>> Begin Data shown

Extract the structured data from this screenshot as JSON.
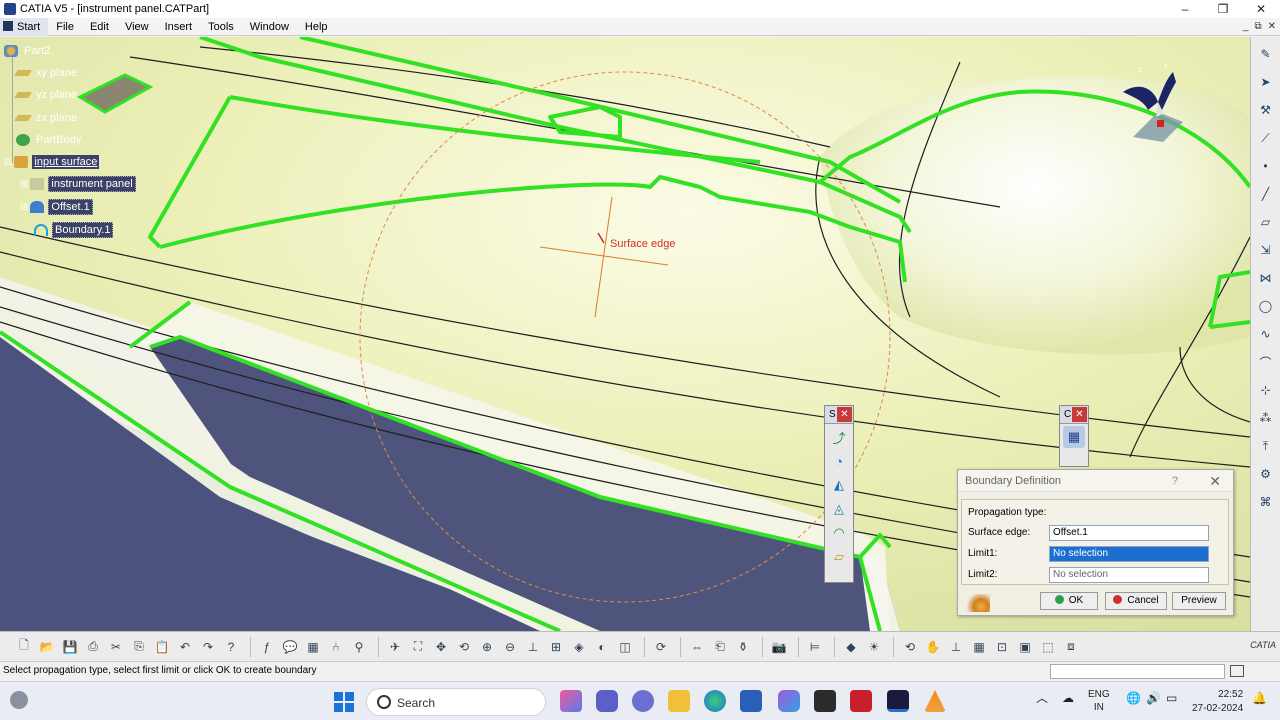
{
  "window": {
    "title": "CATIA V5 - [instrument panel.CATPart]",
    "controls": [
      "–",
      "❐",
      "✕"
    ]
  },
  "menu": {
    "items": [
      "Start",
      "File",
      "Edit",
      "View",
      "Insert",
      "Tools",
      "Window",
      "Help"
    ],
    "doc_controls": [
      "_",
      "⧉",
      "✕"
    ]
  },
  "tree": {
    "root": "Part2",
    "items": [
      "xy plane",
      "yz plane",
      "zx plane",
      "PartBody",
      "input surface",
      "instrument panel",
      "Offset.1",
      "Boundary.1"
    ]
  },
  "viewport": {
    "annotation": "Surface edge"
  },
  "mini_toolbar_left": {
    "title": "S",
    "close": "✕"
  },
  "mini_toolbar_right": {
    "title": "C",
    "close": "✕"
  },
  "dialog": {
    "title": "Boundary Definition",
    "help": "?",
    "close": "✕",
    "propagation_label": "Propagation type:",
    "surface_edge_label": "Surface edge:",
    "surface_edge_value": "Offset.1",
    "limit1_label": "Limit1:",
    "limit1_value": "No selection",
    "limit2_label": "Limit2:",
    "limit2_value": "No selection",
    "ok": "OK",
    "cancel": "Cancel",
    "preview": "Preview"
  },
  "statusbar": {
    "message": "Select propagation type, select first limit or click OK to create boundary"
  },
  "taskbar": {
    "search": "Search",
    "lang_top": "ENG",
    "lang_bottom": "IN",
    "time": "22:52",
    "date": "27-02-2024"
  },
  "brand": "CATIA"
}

>> End Data shown
>> Begin Data shown

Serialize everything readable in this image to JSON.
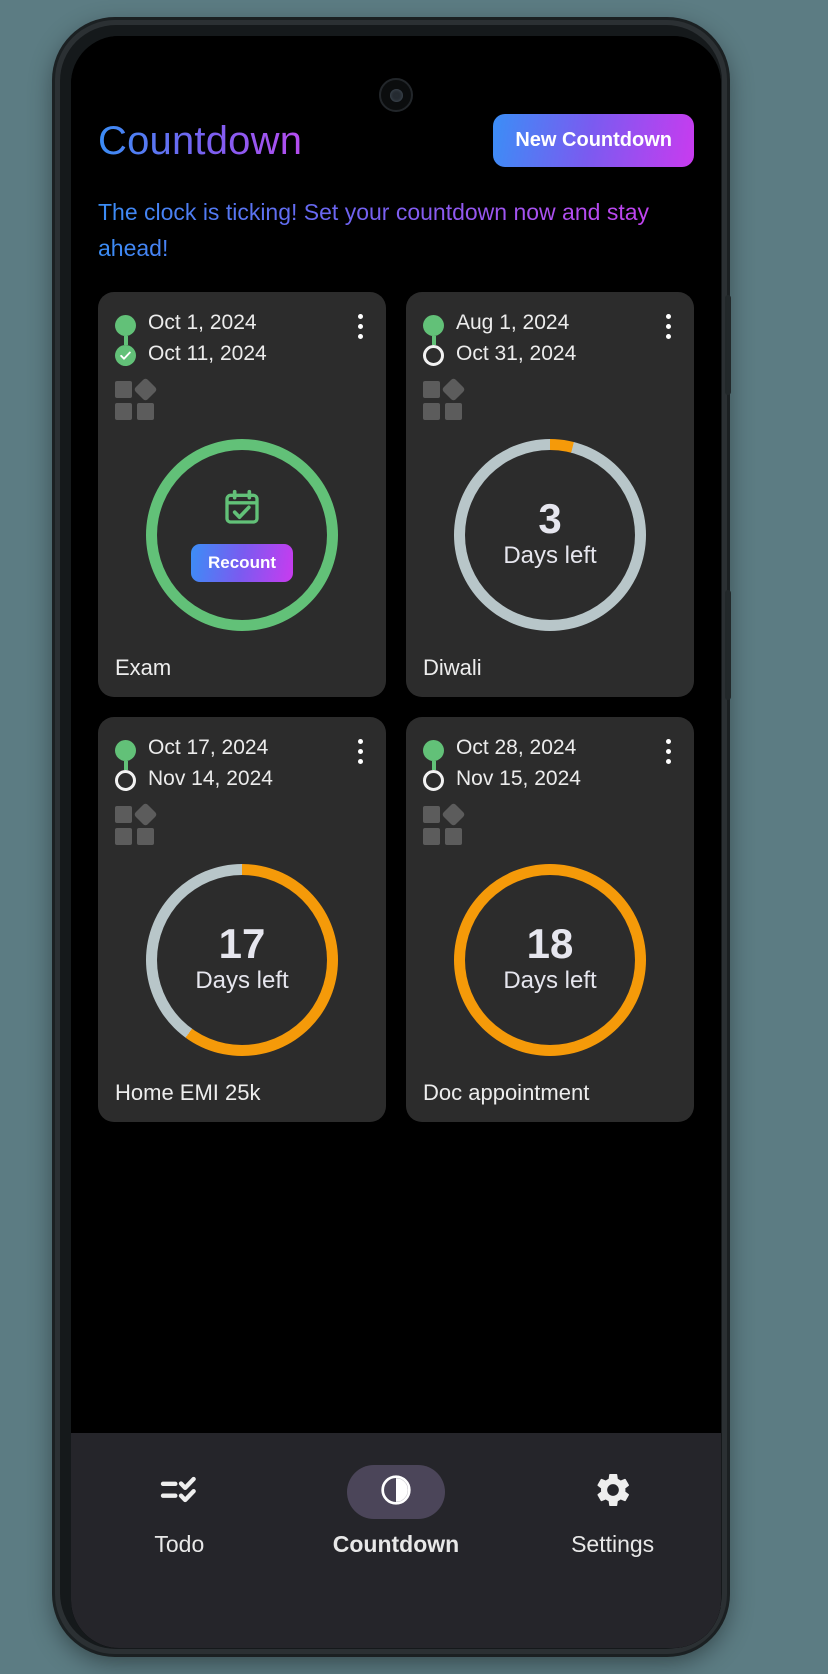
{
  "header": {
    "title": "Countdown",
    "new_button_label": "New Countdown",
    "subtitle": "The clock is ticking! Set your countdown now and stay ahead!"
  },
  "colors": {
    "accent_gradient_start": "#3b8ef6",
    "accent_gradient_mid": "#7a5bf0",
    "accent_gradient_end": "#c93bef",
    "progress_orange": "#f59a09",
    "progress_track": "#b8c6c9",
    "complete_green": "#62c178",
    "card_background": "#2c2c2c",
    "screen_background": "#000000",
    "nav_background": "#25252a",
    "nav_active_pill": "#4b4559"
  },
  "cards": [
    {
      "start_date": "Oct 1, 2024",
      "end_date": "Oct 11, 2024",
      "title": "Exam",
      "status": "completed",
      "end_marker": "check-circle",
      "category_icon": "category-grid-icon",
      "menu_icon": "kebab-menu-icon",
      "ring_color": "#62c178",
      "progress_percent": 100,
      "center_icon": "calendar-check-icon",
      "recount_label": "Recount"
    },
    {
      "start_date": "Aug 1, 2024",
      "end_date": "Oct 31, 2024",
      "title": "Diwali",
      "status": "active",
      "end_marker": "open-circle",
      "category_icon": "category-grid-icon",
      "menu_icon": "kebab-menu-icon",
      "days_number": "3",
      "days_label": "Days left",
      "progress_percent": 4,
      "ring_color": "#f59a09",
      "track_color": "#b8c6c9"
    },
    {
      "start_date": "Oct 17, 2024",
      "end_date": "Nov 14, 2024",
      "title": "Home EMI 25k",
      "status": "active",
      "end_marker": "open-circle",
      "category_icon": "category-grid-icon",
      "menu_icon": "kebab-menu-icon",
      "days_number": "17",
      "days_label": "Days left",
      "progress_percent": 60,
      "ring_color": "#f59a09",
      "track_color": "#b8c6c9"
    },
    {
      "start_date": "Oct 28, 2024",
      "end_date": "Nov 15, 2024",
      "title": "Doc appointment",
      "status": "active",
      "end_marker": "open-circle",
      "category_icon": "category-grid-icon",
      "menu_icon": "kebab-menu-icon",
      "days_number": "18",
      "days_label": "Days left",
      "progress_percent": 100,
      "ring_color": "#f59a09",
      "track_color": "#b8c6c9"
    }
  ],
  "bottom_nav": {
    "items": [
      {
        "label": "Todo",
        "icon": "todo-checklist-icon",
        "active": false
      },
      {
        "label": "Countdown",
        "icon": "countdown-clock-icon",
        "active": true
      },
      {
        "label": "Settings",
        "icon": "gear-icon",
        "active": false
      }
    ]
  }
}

>> End Data shown

Set exercise:
Going through the data, tally the lines containing "selection" and report only the result.

Task solution:
2